#### [WHAT YOU ARE ASKED TO DO]
Repeat the material exactly as it appears.

#### [DATA FOR THIS EXERCISE]
-- Start --

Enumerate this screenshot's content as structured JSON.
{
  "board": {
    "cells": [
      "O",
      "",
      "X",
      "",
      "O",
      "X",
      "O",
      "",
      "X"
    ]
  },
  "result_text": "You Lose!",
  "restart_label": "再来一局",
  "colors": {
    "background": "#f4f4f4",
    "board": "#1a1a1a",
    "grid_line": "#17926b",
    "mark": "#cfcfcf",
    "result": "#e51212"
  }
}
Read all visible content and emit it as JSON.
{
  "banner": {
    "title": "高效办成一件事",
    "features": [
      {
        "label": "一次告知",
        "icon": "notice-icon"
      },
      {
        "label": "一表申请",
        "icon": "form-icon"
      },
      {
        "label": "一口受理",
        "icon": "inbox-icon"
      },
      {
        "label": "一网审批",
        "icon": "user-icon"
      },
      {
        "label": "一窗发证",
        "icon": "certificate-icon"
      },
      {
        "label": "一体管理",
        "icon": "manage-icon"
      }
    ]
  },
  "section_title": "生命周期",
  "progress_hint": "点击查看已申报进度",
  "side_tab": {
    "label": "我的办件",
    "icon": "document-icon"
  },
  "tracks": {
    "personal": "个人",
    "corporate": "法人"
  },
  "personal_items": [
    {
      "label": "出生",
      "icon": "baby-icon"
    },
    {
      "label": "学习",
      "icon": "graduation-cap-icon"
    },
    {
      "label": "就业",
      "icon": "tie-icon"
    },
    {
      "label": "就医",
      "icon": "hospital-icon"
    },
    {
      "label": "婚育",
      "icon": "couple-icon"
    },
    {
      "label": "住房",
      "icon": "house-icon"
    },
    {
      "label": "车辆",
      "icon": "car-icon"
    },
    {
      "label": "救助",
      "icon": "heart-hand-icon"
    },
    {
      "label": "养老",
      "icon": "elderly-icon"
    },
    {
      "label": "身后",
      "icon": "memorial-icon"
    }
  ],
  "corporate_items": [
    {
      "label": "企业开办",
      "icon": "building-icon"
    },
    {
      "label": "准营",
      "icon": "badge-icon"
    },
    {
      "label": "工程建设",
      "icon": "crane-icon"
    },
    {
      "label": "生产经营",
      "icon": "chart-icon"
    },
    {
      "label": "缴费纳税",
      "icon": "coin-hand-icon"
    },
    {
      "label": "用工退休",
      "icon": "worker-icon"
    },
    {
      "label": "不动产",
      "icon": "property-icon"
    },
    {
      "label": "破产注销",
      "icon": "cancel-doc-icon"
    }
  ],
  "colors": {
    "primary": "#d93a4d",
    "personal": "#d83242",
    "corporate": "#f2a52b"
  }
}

-- End --

#### [THE RESULT]
Enumerate this screenshot's content as structured JSON.
{
  "board": {
    "cells": [
      "O",
      "",
      "X",
      "",
      "O",
      "X",
      "O",
      "",
      "X"
    ]
  },
  "result_text": "You Lose!",
  "restart_label": "再来一局",
  "colors": {
    "background": "#f4f4f4",
    "board": "#1a1a1a",
    "grid_line": "#17926b",
    "mark": "#cfcfcf",
    "result": "#e51212"
  }
}
Read all visible content and emit it as JSON.
{
  "banner": {
    "title": "高效办成一件事",
    "features": [
      {
        "label": "一次告知",
        "icon": "notice-icon"
      },
      {
        "label": "一表申请",
        "icon": "form-icon"
      },
      {
        "label": "一口受理",
        "icon": "inbox-icon"
      },
      {
        "label": "一网审批",
        "icon": "user-icon"
      },
      {
        "label": "一窗发证",
        "icon": "certificate-icon"
      },
      {
        "label": "一体管理",
        "icon": "manage-icon"
      }
    ]
  },
  "section_title": "生命周期",
  "progress_hint": "点击查看已申报进度",
  "side_tab": {
    "label": "我的办件",
    "icon": "document-icon"
  },
  "tracks": {
    "personal": "个人",
    "corporate": "法人"
  },
  "personal_items": [
    {
      "label": "出生",
      "icon": "baby-icon"
    },
    {
      "label": "学习",
      "icon": "graduation-cap-icon"
    },
    {
      "label": "就业",
      "icon": "tie-icon"
    },
    {
      "label": "就医",
      "icon": "hospital-icon"
    },
    {
      "label": "婚育",
      "icon": "couple-icon"
    },
    {
      "label": "住房",
      "icon": "house-icon"
    },
    {
      "label": "车辆",
      "icon": "car-icon"
    },
    {
      "label": "救助",
      "icon": "heart-hand-icon"
    },
    {
      "label": "养老",
      "icon": "elderly-icon"
    },
    {
      "label": "身后",
      "icon": "memorial-icon"
    }
  ],
  "corporate_items": [
    {
      "label": "企业开办",
      "icon": "building-icon"
    },
    {
      "label": "准营",
      "icon": "badge-icon"
    },
    {
      "label": "工程建设",
      "icon": "crane-icon"
    },
    {
      "label": "生产经营",
      "icon": "chart-icon"
    },
    {
      "label": "缴费纳税",
      "icon": "coin-hand-icon"
    },
    {
      "label": "用工退休",
      "icon": "worker-icon"
    },
    {
      "label": "不动产",
      "icon": "property-icon"
    },
    {
      "label": "破产注销",
      "icon": "cancel-doc-icon"
    }
  ],
  "colors": {
    "primary": "#d93a4d",
    "personal": "#d83242",
    "corporate": "#f2a52b"
  }
}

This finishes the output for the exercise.